:: Information supplied ::

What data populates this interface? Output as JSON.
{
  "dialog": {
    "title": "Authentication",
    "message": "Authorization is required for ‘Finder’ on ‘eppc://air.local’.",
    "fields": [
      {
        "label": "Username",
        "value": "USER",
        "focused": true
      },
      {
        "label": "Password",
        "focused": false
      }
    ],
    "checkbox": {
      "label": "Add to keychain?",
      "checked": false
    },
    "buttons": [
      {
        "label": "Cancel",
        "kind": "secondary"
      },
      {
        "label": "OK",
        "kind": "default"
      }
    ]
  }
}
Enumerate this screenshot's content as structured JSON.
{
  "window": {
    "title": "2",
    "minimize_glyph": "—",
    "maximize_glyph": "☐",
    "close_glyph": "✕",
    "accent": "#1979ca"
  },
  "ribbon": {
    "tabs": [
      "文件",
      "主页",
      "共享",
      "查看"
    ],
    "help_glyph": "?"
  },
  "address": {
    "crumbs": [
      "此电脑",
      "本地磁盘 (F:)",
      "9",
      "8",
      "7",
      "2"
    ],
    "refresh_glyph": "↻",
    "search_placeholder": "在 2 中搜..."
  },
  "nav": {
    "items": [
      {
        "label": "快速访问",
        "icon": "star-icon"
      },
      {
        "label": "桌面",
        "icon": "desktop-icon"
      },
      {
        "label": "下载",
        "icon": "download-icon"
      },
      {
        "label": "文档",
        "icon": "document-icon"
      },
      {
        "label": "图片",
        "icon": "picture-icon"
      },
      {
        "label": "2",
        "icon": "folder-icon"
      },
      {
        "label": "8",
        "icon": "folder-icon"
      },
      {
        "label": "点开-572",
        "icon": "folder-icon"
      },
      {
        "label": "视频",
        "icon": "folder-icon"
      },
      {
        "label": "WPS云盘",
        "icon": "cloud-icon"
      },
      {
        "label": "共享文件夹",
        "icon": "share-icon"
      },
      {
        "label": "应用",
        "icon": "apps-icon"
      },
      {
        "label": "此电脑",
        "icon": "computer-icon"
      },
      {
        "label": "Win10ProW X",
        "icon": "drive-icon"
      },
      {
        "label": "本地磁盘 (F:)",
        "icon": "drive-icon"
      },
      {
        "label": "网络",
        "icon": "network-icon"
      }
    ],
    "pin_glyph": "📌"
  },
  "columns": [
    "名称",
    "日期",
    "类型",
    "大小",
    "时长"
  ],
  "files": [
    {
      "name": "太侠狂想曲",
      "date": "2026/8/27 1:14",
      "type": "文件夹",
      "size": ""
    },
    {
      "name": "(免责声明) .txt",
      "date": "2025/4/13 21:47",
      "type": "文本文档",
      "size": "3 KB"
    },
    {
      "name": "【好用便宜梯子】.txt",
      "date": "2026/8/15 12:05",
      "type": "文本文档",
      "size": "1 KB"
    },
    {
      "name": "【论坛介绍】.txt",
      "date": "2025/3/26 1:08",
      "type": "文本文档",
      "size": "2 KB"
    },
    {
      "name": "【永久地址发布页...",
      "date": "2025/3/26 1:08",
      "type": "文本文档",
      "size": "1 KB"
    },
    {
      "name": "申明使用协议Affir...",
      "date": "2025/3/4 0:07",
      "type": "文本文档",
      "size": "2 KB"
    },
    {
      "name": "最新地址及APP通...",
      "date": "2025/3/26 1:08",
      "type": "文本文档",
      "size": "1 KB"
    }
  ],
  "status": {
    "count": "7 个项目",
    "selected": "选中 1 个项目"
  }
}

:::

Across all the entries, count the lines that contain the word "JSON" and give the number by itself.

2